- [Records for this task]:

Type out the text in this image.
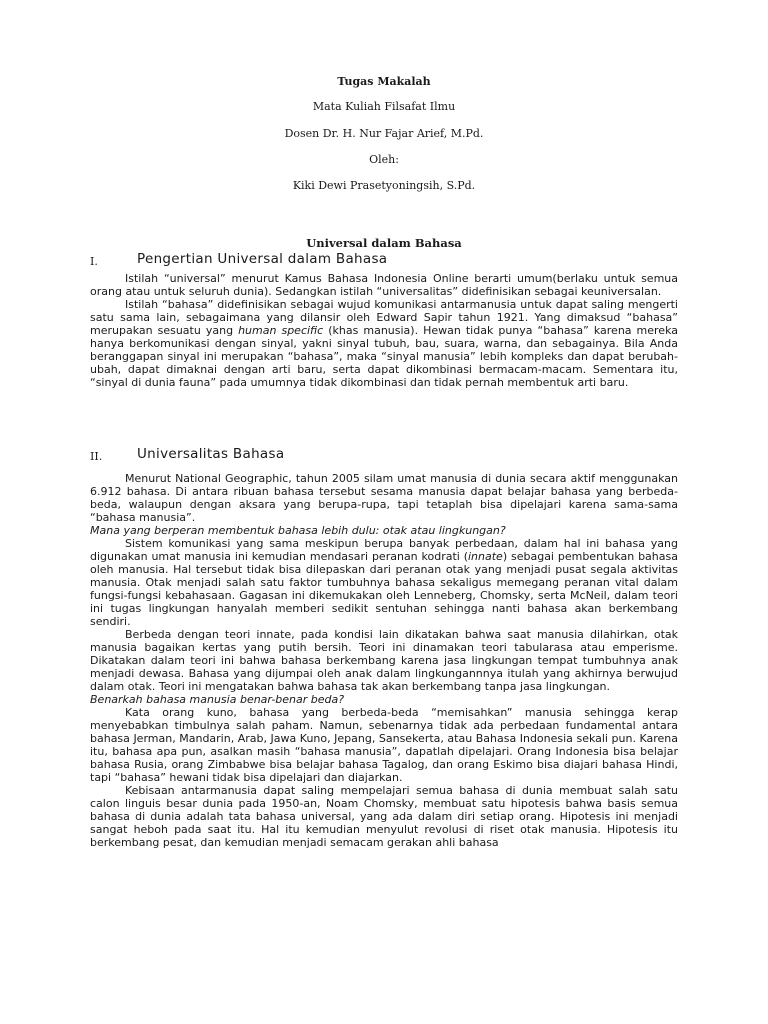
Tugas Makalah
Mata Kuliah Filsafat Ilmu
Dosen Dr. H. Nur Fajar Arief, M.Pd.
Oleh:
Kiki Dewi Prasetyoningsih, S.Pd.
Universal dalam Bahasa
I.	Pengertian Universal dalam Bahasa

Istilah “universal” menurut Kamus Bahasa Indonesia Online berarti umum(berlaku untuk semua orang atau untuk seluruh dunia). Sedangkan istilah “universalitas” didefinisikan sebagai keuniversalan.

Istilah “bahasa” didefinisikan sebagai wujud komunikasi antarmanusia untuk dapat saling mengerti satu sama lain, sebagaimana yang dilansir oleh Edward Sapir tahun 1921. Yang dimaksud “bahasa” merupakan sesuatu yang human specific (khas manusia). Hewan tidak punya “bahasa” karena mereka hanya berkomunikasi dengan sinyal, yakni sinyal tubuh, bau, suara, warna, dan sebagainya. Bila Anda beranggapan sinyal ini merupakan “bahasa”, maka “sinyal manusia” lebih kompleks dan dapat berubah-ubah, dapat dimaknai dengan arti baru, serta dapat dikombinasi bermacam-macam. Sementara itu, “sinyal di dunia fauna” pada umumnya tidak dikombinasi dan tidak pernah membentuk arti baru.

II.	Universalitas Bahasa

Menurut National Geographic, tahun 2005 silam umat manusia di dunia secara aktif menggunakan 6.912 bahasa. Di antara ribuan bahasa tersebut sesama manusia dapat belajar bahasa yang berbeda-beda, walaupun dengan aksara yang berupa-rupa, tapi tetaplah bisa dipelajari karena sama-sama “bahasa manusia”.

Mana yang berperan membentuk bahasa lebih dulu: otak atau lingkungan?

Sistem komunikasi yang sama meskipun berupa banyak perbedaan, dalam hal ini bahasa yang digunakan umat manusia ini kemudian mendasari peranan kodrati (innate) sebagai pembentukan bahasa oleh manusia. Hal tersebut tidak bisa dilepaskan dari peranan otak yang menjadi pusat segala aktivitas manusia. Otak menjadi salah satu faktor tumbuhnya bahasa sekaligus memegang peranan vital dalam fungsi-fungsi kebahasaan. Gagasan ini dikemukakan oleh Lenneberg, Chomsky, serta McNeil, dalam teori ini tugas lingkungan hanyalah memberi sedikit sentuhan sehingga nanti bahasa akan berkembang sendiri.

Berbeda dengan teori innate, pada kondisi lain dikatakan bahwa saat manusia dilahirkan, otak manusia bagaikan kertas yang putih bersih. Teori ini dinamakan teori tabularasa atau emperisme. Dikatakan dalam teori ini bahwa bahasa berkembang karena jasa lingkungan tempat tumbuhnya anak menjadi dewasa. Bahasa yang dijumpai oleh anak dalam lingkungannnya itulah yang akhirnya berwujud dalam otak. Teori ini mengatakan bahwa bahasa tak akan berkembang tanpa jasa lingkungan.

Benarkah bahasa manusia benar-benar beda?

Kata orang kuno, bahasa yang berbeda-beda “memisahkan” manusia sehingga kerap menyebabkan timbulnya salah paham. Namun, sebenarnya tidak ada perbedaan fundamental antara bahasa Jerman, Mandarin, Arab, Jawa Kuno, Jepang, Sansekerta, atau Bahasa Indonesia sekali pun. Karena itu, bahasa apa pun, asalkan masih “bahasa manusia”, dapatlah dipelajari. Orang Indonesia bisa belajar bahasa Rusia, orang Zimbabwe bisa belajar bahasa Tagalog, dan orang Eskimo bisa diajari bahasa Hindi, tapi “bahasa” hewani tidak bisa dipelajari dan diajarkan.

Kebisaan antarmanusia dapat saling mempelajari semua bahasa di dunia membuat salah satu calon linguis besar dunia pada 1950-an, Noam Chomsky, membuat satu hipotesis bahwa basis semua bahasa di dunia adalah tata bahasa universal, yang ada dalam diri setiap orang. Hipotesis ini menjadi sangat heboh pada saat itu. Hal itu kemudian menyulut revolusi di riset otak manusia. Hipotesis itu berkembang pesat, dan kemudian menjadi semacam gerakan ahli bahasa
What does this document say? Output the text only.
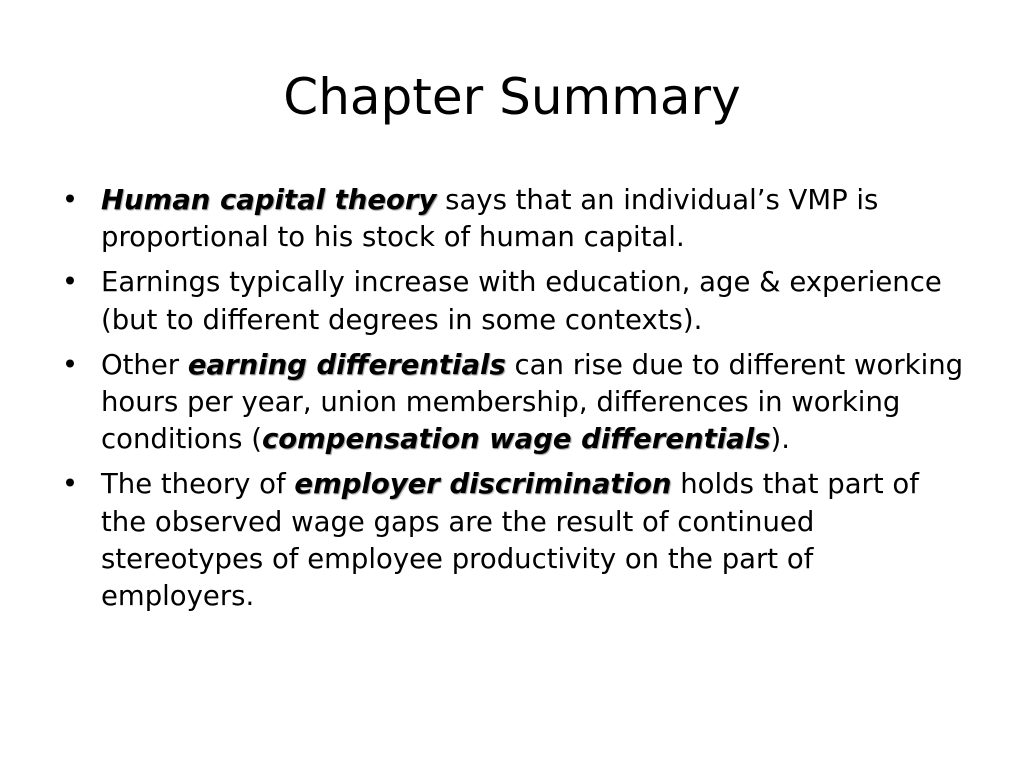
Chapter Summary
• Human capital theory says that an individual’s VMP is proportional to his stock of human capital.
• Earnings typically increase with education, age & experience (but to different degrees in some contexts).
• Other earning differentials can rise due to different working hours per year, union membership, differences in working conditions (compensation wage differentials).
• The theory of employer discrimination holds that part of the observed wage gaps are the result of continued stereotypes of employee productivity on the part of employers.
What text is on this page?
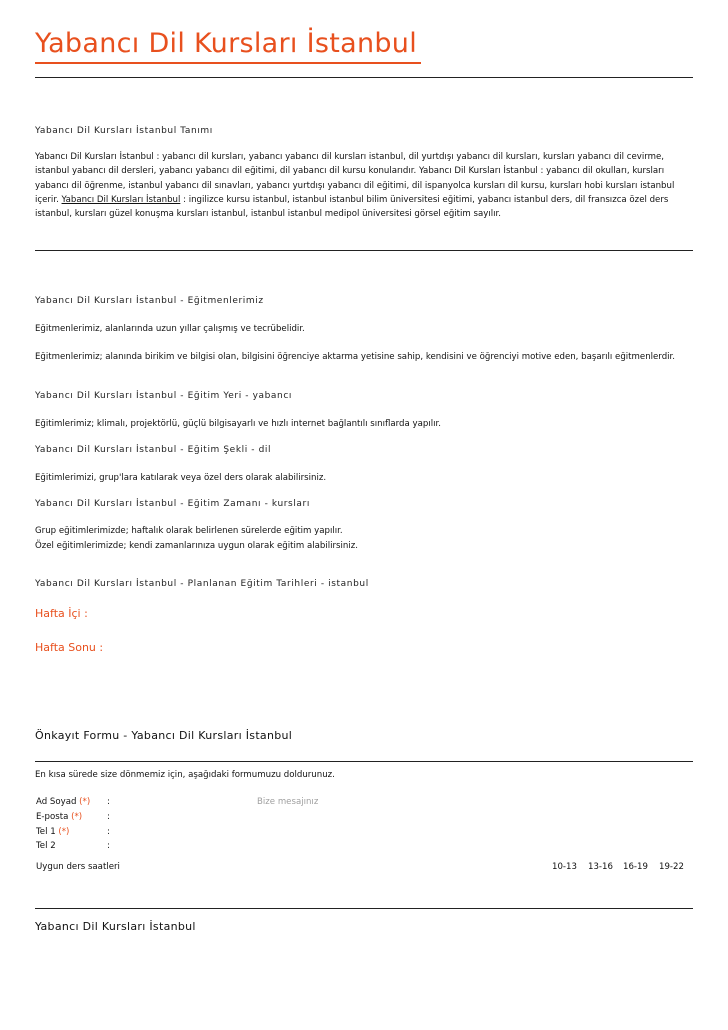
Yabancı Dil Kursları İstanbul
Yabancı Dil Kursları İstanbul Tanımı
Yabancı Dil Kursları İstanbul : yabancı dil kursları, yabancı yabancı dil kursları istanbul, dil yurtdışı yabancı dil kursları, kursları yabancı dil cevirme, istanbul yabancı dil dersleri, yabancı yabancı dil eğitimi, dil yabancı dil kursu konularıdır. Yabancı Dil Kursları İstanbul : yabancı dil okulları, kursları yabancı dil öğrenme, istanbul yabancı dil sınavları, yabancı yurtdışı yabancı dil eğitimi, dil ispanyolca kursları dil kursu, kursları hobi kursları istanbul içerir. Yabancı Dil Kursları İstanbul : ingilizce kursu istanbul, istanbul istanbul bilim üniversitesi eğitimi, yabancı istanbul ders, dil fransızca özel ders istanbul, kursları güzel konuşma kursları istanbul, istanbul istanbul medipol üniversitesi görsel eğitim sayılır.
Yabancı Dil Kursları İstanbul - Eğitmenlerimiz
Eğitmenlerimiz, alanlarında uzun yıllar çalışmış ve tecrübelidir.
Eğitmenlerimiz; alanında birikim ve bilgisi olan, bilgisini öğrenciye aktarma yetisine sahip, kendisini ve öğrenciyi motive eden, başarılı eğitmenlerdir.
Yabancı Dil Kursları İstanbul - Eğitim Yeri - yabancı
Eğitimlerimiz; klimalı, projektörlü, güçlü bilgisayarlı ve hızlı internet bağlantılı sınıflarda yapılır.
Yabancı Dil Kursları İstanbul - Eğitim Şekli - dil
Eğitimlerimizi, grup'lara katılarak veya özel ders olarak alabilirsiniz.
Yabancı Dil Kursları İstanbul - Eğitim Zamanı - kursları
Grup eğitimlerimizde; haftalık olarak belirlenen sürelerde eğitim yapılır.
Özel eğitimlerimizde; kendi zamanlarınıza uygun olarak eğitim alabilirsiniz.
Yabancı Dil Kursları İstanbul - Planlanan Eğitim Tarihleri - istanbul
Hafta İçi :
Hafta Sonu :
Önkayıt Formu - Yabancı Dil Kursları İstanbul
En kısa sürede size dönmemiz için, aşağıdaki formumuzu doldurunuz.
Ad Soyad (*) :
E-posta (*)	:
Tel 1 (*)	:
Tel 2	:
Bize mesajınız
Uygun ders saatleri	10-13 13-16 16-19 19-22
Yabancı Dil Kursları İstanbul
---
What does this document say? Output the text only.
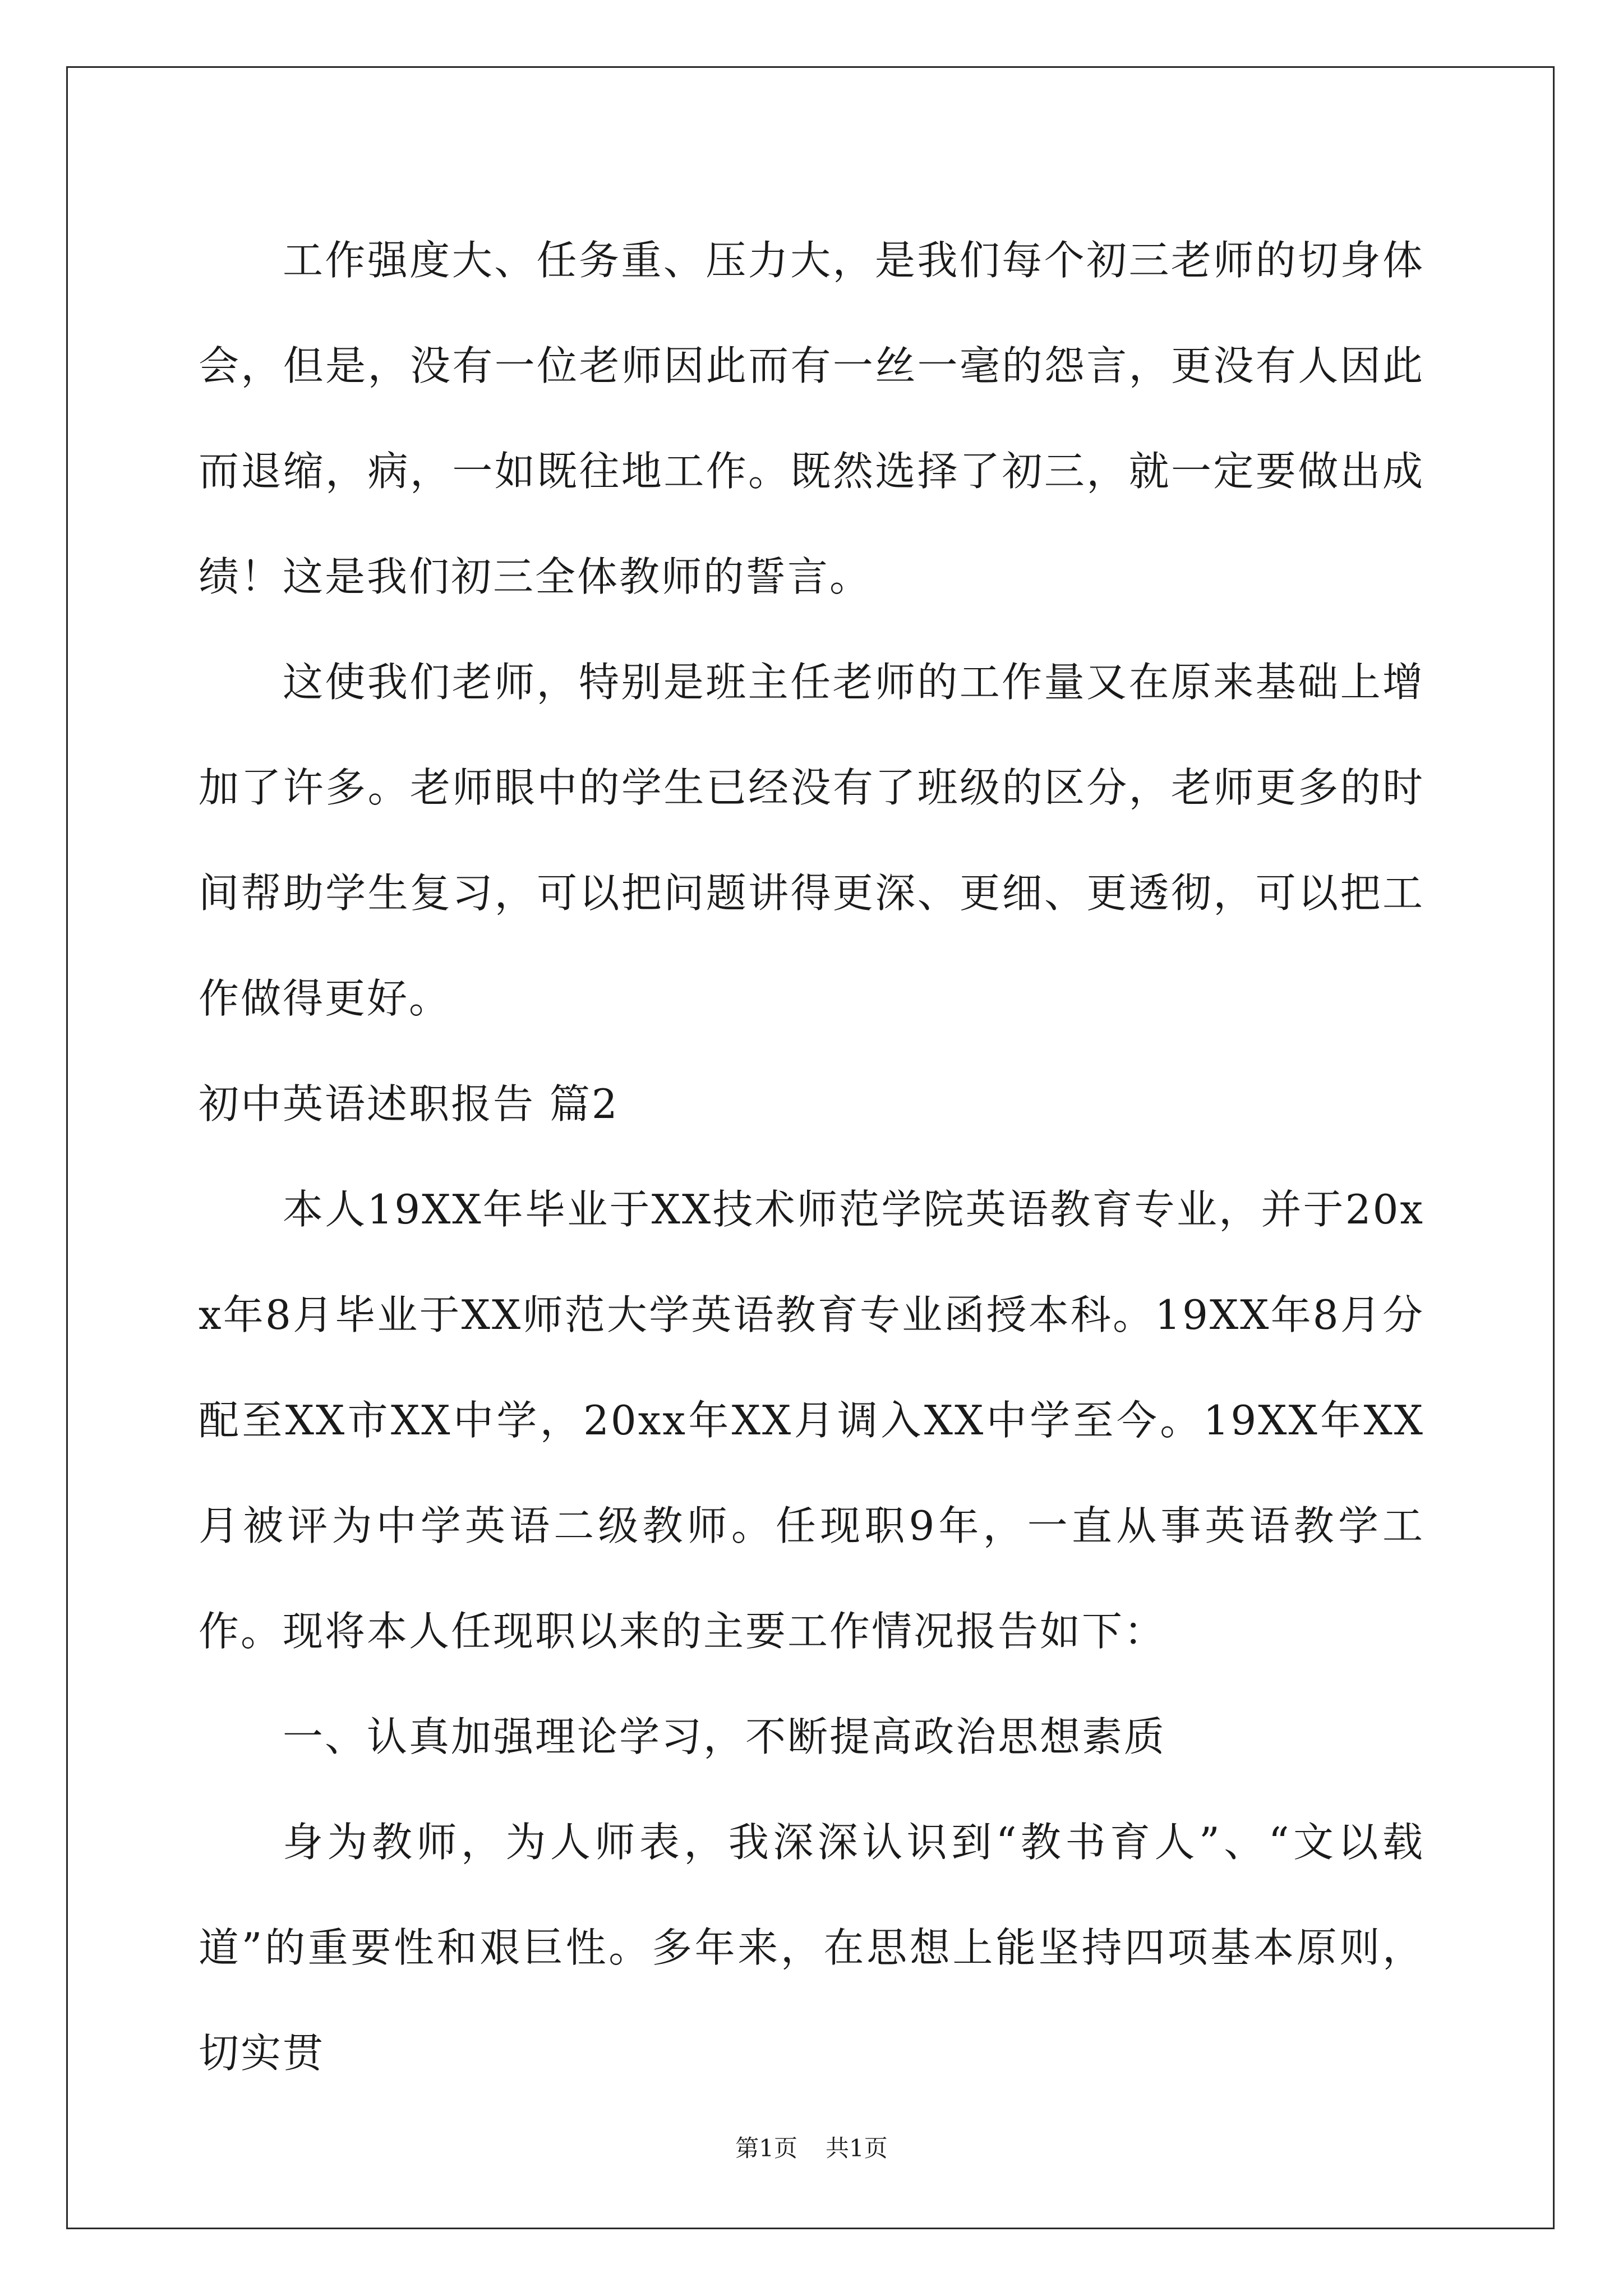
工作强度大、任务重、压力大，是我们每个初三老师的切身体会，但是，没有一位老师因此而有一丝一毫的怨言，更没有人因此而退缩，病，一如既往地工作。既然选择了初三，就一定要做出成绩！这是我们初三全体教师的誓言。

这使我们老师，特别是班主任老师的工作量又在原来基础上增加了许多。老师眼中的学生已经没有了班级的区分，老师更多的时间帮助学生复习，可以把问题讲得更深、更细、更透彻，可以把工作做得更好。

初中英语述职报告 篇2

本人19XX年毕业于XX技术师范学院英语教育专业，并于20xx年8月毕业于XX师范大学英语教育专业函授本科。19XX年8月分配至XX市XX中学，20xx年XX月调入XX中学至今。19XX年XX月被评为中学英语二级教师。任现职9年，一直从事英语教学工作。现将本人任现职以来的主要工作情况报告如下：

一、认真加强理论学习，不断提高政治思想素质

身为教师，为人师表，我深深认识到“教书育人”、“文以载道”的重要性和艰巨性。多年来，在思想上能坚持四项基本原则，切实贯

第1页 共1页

- [Aim]: Select every line where the word "Eğitmenlerimiz" occurs.

- [Full answer]:
Yabancı Dil Kursları İstanbul - Eğitmenlerimiz
Eğitmenlerimiz, alanlarında uzun yıllar çalışmış ve tecrübelidir.
Eğitmenlerimiz; alanında birikim ve bilgisi olan, bilgisini öğrenciye aktarma yetisine sahip, kendisini ve öğrenciyi motive eden, başarılı eğitmenlerdir.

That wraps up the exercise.